- _Décision_:
§

France | France, Cour de cassation, Chambre criminelle, 25 juillet 2007, 07-83502


AU NOM DU PEUPLE FRANCAIS

LA COUR DE CASSATION, CHAMBRE CRIMINELLE, en son audience publique tenue au Palais de Justice à PARIS, le vingt-cinq juillet deux mille sept, a rendu l'arrêt suivant :

Sur le rapport de Mme le conseiller GUIRIMAND, les observations de la société civile professionnelle PIWNICA et MOLINIE, avocat en la Cour, et les conclusions de M. l'avocat général MOUTON ;

Statuant sur les pourvois formés par :

1 )- LE PROCUREUR GENERAL PRES LA COUR D'APPEL DE PAU,

contre l'arrêt de la chambre de l'instruction de ladite cour en date du 11 mai

2007 qui, dans la procédure de mise à exécution d'un mandat d'arrêt européen émis pa...

AU NOM DU PEUPLE FRANCAIS

LA COUR DE CASSATION, CHAMBRE CRIMINELLE, en son audience publique tenue au Palais de Justice à PARIS, le vingt-cinq juillet deux mille sept, a rendu l'arrêt suivant :

Sur le rapport de Mme le conseiller GUIRIMAND, les observations de la société civile professionnelle PIWNICA et MOLINIE, avocat en la Cour, et les conclusions de M. l'avocat général MOUTON ;

Statuant sur les pourvois formés par :

1 )- LE PROCUREUR GENERAL PRES LA COUR D'APPEL DE PAU,

contre l'arrêt de la chambre de l'instruction de ladite cour en date du 11 mai 2007 qui, dans la procédure de mise à exécution d'un mandat d'arrêt européen émis par les autorités judiciaires espagnoles à l'encontre d'Ignacio X...
Y..., a ordonné un supplément d'information ;

2 - LE PROCUREUR GENERAL PRES LA COUR D'APPEL DE PAU,

- X...
Y... Ignacio,

contre l'arrêt de la chambre de l'instruction de ladite cour d'appel, en date du 26 juin 2007, qui a autorisé sa remise aux autorités judiciaires espagnoles en exécution d'un mandat d'arrêt européen ;

Joignant les pourvois en raison de la connexité ;

Vu les mémoires produits en demande et en défense ;

I - Sur le pourvoi contre l'arrêt du 11 mai 2007 ;

Sur le moyen unique de cassation, pris de la violation de l'article 695-13 du code de procédure pénale ;

Attendu qu'il résulte des arrêts attaqués et des pièces de la procédure que, le 13 mars 2007, Ignacio X...

§

- _Travail à faire_:
- a) Selon la décision de la Cour de cassation, quelles autorités ont émis le mandat d'arrêt européen ?
- b) Poursuivez le texte de la décision de la Cour de cassation à partir de l'endroit où il s'arrête.

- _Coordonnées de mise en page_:

§

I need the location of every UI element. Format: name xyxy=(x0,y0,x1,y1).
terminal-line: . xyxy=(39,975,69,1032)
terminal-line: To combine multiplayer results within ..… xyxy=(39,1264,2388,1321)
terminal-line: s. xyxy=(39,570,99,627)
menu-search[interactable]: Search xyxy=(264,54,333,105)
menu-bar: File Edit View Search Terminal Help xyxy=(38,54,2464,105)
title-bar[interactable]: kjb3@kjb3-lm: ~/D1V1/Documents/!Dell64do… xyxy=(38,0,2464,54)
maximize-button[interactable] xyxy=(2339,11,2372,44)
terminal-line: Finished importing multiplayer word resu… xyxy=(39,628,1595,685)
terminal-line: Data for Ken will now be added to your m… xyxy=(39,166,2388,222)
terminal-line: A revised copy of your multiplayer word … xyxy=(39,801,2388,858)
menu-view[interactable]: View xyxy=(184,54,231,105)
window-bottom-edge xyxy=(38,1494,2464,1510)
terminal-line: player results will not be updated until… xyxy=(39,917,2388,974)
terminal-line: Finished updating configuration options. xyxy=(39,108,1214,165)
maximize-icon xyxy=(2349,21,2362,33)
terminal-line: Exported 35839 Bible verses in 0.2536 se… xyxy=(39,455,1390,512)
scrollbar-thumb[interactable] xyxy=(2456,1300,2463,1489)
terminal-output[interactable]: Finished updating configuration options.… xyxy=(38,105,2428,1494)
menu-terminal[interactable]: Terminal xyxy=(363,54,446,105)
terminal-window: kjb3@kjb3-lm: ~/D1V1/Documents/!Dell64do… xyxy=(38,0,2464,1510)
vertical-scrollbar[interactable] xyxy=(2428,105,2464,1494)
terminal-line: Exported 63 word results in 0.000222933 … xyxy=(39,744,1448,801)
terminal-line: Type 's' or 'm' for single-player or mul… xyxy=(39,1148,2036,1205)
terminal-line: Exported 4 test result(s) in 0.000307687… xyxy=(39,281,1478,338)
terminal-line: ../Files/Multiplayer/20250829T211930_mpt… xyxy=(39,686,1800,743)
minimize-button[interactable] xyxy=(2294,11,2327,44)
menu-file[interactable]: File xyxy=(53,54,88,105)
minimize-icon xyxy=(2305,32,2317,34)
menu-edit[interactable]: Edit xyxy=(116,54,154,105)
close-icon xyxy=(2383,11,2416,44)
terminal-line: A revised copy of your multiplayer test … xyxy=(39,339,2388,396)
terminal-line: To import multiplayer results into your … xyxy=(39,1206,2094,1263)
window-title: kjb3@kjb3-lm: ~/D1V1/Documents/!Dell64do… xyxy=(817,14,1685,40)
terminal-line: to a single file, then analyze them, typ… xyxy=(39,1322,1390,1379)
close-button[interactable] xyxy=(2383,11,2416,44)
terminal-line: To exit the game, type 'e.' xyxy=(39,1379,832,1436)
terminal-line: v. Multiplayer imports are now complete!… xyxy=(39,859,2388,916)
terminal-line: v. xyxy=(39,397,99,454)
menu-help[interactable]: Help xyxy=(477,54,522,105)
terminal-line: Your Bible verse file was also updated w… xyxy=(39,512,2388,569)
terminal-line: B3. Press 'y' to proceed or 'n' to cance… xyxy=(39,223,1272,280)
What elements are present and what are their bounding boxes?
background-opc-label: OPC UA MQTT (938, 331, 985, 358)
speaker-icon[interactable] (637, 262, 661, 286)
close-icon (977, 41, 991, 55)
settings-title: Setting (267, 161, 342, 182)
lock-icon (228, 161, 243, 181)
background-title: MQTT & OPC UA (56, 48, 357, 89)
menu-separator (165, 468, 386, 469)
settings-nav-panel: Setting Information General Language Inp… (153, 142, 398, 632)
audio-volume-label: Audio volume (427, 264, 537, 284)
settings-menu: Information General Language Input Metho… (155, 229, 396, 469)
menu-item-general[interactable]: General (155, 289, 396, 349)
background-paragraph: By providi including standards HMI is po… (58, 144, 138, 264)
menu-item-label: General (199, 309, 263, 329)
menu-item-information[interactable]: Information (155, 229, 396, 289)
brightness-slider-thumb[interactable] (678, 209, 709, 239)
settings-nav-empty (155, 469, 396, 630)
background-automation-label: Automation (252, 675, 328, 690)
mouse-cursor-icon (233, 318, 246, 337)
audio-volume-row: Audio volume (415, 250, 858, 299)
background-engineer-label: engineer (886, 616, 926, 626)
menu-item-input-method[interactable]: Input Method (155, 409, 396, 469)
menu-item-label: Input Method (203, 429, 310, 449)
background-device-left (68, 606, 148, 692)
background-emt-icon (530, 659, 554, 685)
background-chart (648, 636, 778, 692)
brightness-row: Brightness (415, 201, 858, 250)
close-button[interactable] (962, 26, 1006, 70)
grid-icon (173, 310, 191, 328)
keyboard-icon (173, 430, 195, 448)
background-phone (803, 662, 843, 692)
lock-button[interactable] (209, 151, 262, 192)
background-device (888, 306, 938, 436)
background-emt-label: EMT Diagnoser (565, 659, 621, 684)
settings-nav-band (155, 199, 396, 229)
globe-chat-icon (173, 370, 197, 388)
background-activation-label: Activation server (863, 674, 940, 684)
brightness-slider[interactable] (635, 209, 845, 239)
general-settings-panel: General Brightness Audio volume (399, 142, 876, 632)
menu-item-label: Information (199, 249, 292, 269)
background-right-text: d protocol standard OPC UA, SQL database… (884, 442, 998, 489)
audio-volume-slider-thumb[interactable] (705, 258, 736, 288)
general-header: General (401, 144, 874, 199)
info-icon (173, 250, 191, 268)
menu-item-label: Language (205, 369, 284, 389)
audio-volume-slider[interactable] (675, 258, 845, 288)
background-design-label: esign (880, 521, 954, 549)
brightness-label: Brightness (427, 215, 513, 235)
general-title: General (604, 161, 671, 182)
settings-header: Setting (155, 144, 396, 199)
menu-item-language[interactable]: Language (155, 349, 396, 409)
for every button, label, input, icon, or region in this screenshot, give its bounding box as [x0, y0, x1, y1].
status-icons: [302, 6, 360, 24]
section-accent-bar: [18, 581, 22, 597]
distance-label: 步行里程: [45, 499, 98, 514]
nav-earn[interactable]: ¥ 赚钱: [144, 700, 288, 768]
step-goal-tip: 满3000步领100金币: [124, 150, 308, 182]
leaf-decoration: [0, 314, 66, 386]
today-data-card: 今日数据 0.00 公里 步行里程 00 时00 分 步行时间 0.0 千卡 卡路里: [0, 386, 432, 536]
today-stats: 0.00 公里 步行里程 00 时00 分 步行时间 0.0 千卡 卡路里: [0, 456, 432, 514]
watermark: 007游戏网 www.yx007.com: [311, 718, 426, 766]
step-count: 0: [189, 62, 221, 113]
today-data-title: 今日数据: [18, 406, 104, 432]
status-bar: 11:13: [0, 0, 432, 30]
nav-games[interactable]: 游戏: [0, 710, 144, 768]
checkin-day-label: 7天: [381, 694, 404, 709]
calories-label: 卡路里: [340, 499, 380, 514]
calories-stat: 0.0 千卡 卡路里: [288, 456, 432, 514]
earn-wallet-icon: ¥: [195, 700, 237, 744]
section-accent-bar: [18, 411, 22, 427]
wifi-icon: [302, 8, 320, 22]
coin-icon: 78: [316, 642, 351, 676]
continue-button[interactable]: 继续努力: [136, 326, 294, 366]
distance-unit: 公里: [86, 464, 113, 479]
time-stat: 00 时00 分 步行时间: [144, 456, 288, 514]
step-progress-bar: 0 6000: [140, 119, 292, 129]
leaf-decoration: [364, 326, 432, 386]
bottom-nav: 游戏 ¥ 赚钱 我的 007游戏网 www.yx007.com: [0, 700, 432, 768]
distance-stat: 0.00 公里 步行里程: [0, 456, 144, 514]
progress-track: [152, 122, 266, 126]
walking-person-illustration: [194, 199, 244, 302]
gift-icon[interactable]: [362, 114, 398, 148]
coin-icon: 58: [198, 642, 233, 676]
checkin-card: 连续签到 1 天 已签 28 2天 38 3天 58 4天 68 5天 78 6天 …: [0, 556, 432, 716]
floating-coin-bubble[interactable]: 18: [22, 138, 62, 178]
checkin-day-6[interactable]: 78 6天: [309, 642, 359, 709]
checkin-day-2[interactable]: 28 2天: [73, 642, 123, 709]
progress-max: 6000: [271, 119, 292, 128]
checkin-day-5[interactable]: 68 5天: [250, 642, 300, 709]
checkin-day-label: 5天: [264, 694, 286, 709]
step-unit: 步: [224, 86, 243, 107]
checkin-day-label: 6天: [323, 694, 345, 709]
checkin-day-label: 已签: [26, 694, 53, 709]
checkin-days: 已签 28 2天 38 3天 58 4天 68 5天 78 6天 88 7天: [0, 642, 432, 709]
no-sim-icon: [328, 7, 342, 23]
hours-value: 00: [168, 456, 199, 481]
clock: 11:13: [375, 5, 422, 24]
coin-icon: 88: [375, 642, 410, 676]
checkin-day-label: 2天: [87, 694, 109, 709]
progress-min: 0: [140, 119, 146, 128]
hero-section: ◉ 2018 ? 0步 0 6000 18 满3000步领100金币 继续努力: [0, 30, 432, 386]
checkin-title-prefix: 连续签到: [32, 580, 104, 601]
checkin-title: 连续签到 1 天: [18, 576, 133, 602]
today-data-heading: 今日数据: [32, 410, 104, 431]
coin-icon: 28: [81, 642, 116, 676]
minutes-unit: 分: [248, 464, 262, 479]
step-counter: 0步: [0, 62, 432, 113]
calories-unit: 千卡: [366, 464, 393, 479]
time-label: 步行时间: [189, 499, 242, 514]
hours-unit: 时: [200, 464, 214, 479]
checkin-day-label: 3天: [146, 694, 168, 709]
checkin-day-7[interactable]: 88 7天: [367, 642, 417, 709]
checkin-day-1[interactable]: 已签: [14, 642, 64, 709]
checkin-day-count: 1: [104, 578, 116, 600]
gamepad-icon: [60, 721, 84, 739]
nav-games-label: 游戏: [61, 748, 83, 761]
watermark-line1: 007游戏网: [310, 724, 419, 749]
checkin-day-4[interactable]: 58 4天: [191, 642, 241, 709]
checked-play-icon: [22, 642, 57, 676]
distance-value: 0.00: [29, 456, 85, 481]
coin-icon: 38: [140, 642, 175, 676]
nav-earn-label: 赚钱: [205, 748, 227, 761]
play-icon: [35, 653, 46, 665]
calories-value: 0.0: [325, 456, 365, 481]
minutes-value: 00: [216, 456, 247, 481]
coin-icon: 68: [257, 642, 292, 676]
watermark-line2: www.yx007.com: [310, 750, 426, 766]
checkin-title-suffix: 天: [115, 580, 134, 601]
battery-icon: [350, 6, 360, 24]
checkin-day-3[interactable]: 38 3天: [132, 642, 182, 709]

§

- _Réponses par tâche_:
- a) Les autorités judiciaires espagnoles.

- b)
Y... s'est vu notifier un mandat d'arrêt européen émis le 17 janvier 2006 par le tribunal central d'instruction n° 5 de l'Audiencia Nacional, en vue de l'exercice de poursuites pénales des chefs d'appartenance à une organisation criminelle, de trafic illégal d'armes, de munitions et d'explosifs et d'actes de terrorisme ; qu'Ignacio X...
Y... n'a pas consenti à être remis aux autorités judiciaires de l'Etat d'émission ; que, par arrêt du 11 mai 2007, la chambre de l'instruction a ordonné un supplément d'information aux fins de recueillir des éléments complétant ceux visés au mandat ;

Attendu qu'en procédant de la sorte, les juges n'ont fait qu'user de la faculté qu'ils tiennent de l'article 695-33 du code de procédure pénale ;

D'où il suit que le moyen est irrecevable ;

II - Sur les pourvois contre l'arrêt du 26 juin 2007 :

Sur le pourvoi du procureur général :

Attendu que le procureur général s'est pourvu contre ledit arrêt de la chambre de l'instruction, qui a accordé la remise d'Ignacio X...
Y... aux autorités judiciaires espagnoles ; que le dossier de la procédure est parvenu à la Cour de cassation le 2 juillet 2007 ;

Attendu que le demandeur n'a pas déposé dans le délai légal un mémoire exposant ses moyens de cassation ; qu'il y a lieu, en conséquence, de le déclarer déchu de son pourvoi, par application de l'article 574-2 du code de procédure pénale ;

Sur le pourvoi d'Ignacio X...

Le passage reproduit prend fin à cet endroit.